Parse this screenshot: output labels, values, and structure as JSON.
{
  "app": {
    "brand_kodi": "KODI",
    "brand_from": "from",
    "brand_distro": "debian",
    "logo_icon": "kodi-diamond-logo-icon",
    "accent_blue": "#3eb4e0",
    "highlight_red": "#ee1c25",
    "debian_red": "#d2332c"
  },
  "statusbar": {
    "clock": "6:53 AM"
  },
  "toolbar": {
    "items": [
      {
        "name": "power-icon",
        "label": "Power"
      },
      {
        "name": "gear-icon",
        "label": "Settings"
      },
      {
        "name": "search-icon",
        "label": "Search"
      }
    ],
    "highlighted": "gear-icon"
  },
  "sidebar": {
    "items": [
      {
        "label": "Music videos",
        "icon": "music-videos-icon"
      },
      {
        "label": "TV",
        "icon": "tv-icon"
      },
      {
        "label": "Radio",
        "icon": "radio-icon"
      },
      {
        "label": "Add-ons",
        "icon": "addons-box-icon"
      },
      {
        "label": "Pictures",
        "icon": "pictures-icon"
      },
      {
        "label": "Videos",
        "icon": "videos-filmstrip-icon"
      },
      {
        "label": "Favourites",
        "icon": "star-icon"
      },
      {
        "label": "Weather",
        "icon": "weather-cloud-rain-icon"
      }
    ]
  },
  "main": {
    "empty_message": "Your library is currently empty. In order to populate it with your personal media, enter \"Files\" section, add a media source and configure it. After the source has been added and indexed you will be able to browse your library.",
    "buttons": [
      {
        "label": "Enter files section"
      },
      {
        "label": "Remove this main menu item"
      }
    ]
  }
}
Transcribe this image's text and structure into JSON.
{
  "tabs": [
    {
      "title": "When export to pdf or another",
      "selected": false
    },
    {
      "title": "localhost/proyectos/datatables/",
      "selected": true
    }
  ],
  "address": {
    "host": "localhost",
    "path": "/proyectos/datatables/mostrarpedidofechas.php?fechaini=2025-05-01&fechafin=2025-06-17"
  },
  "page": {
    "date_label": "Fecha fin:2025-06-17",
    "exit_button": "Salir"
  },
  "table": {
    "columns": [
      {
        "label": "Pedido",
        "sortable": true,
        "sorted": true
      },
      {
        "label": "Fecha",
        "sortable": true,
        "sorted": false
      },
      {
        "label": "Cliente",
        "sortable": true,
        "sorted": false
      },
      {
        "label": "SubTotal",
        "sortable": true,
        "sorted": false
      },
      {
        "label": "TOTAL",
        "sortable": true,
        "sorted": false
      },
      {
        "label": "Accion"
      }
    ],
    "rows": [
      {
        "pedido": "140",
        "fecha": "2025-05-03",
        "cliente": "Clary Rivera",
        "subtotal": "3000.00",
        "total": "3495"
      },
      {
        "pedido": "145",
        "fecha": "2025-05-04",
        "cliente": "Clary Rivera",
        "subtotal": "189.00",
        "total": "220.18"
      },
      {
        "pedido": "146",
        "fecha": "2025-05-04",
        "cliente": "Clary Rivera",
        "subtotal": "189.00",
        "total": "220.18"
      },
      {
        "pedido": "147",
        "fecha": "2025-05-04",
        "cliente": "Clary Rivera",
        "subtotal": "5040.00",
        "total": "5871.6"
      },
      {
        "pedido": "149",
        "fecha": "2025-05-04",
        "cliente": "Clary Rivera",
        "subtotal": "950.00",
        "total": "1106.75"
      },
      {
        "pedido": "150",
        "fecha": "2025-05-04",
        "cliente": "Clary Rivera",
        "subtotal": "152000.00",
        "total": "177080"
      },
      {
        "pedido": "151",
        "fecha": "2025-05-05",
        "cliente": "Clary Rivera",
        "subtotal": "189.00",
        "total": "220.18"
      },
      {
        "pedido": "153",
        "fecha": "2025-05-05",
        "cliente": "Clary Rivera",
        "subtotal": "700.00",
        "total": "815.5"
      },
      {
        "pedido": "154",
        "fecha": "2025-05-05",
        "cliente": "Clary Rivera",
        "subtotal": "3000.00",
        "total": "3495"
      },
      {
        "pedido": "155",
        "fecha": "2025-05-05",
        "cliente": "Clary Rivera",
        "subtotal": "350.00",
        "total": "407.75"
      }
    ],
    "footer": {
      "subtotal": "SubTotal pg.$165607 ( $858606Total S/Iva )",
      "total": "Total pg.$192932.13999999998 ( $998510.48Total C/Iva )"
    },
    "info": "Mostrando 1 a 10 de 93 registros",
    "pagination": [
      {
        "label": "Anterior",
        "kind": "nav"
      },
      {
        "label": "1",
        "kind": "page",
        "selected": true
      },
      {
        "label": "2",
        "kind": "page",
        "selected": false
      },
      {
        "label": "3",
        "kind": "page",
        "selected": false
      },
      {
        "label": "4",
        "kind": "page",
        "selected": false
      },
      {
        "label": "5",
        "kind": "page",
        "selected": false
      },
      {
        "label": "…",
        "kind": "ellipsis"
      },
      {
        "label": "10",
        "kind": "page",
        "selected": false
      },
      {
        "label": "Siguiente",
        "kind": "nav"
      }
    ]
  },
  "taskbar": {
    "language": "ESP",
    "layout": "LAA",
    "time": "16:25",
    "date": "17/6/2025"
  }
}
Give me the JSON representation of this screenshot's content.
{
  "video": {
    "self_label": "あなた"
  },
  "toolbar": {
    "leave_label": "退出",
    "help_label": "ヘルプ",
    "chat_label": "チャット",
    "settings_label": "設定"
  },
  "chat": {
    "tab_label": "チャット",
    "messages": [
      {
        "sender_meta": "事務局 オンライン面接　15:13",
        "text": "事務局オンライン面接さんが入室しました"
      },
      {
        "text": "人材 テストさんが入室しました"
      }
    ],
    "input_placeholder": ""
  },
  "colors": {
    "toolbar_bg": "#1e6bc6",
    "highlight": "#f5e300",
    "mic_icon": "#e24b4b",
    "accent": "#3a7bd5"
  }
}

⁂

TASK INSTRUCTIONS: Transcribe the material above word for word.

SOLVED EXERCISE:
Parse this screenshot: output labels, values, and structure as JSON.
{
  "app": {
    "brand_kodi": "KODI",
    "brand_from": "from",
    "brand_distro": "debian",
    "logo_icon": "kodi-diamond-logo-icon",
    "accent_blue": "#3eb4e0",
    "highlight_red": "#ee1c25",
    "debian_red": "#d2332c"
  },
  "statusbar": {
    "clock": "6:53 AM"
  },
  "toolbar": {
    "items": [
      {
        "name": "power-icon",
        "label": "Power"
      },
      {
        "name": "gear-icon",
        "label": "Settings"
      },
      {
        "name": "search-icon",
        "label": "Search"
      }
    ],
    "highlighted": "gear-icon"
  },
  "sidebar": {
    "items": [
      {
        "label": "Music videos",
        "icon": "music-videos-icon"
      },
      {
        "label": "TV",
        "icon": "tv-icon"
      },
      {
        "label": "Radio",
        "icon": "radio-icon"
      },
      {
        "label": "Add-ons",
        "icon": "addons-box-icon"
      },
      {
        "label": "Pictures",
        "icon": "pictures-icon"
      },
      {
        "label": "Videos",
        "icon": "videos-filmstrip-icon"
      },
      {
        "label": "Favourites",
        "icon": "star-icon"
      },
      {
        "label": "Weather",
        "icon": "weather-cloud-rain-icon"
      }
    ]
  },
  "main": {
    "empty_message": "Your library is currently empty. In order to populate it with your personal media, enter \"Files\" section, add a media source and configure it. After the source has been added and indexed you will be able to browse your library.",
    "buttons": [
      {
        "label": "Enter files section"
      },
      {
        "label": "Remove this main menu item"
      }
    ]
  }
}
Transcribe this image's text and structure into JSON.
{
  "tabs": [
    {
      "title": "When export to pdf or another",
      "selected": false
    },
    {
      "title": "localhost/proyectos/datatables/",
      "selected": true
    }
  ],
  "address": {
    "host": "localhost",
    "path": "/proyectos/datatables/mostrarpedidofechas.php?fechaini=2025-05-01&fechafin=2025-06-17"
  },
  "page": {
    "date_label": "Fecha fin:2025-06-17",
    "exit_button": "Salir"
  },
  "table": {
    "columns": [
      {
        "label": "Pedido",
        "sortable": true,
        "sorted": true
      },
      {
        "label": "Fecha",
        "sortable": true,
        "sorted": false
      },
      {
        "label": "Cliente",
        "sortable": true,
        "sorted": false
      },
      {
        "label": "SubTotal",
        "sortable": true,
        "sorted": false
      },
      {
        "label": "TOTAL",
        "sortable": true,
        "sorted": false
      },
      {
        "label": "Accion"
      }
    ],
    "rows": [
      {
        "pedido": "140",
        "fecha": "2025-05-03",
        "cliente": "Clary Rivera",
        "subtotal": "3000.00",
        "total": "3495"
      },
      {
        "pedido": "145",
        "fecha": "2025-05-04",
        "cliente": "Clary Rivera",
        "subtotal": "189.00",
        "total": "220.18"
      },
      {
        "pedido": "146",
        "fecha": "2025-05-04",
        "cliente": "Clary Rivera",
        "subtotal": "189.00",
        "total": "220.18"
      },
      {
        "pedido": "147",
        "fecha": "2025-05-04",
        "cliente": "Clary Rivera",
        "subtotal": "5040.00",
        "total": "5871.6"
      },
      {
        "pedido": "149",
        "fecha": "2025-05-04",
        "cliente": "Clary Rivera",
        "subtotal": "950.00",
        "total": "1106.75"
      },
      {
        "pedido": "150",
        "fecha": "2025-05-04",
        "cliente": "Clary Rivera",
        "subtotal": "152000.00",
        "total": "177080"
      },
      {
        "pedido": "151",
        "fecha": "2025-05-05",
        "cliente": "Clary Rivera",
        "subtotal": "189.00",
        "total": "220.18"
      },
      {
        "pedido": "153",
        "fecha": "2025-05-05",
        "cliente": "Clary Rivera",
        "subtotal": "700.00",
        "total": "815.5"
      },
      {
        "pedido": "154",
        "fecha": "2025-05-05",
        "cliente": "Clary Rivera",
        "subtotal": "3000.00",
        "total": "3495"
      },
      {
        "pedido": "155",
        "fecha": "2025-05-05",
        "cliente": "Clary Rivera",
        "subtotal": "350.00",
        "total": "407.75"
      }
    ],
    "footer": {
      "subtotal": "SubTotal pg.$165607 ( $858606Total S/Iva )",
      "total": "Total pg.$192932.13999999998 ( $998510.48Total C/Iva )"
    },
    "info": "Mostrando 1 a 10 de 93 registros",
    "pagination": [
      {
        "label": "Anterior",
        "kind": "nav"
      },
      {
        "label": "1",
        "kind": "page",
        "selected": true
      },
      {
        "label": "2",
        "kind": "page",
        "selected": false
      },
      {
        "label": "3",
        "kind": "page",
        "selected": false
      },
      {
        "label": "4",
        "kind": "page",
        "selected": false
      },
      {
        "label": "5",
        "kind": "page",
        "selected": false
      },
      {
        "label": "…",
        "kind": "ellipsis"
      },
      {
        "label": "10",
        "kind": "page",
        "selected": false
      },
      {
        "label": "Siguiente",
        "kind": "nav"
      }
    ]
  },
  "taskbar": {
    "language": "ESP",
    "layout": "LAA",
    "time": "16:25",
    "date": "17/6/2025"
  }
}
Give me the JSON representation of this screenshot's content.
{
  "video": {
    "self_label": "あなた"
  },
  "toolbar": {
    "leave_label": "退出",
    "help_label": "ヘルプ",
    "chat_label": "チャット",
    "settings_label": "設定"
  },
  "chat": {
    "tab_label": "チャット",
    "messages": [
      {
        "sender_meta": "事務局 オンライン面接　15:13",
        "text": "事務局オンライン面接さんが入室しました"
      },
      {
        "text": "人材 テストさんが入室しました"
      }
    ],
    "input_placeholder": ""
  },
  "colors": {
    "toolbar_bg": "#1e6bc6",
    "highlight": "#f5e300",
    "mic_icon": "#e24b4b",
    "accent": "#3a7bd5"
  }
}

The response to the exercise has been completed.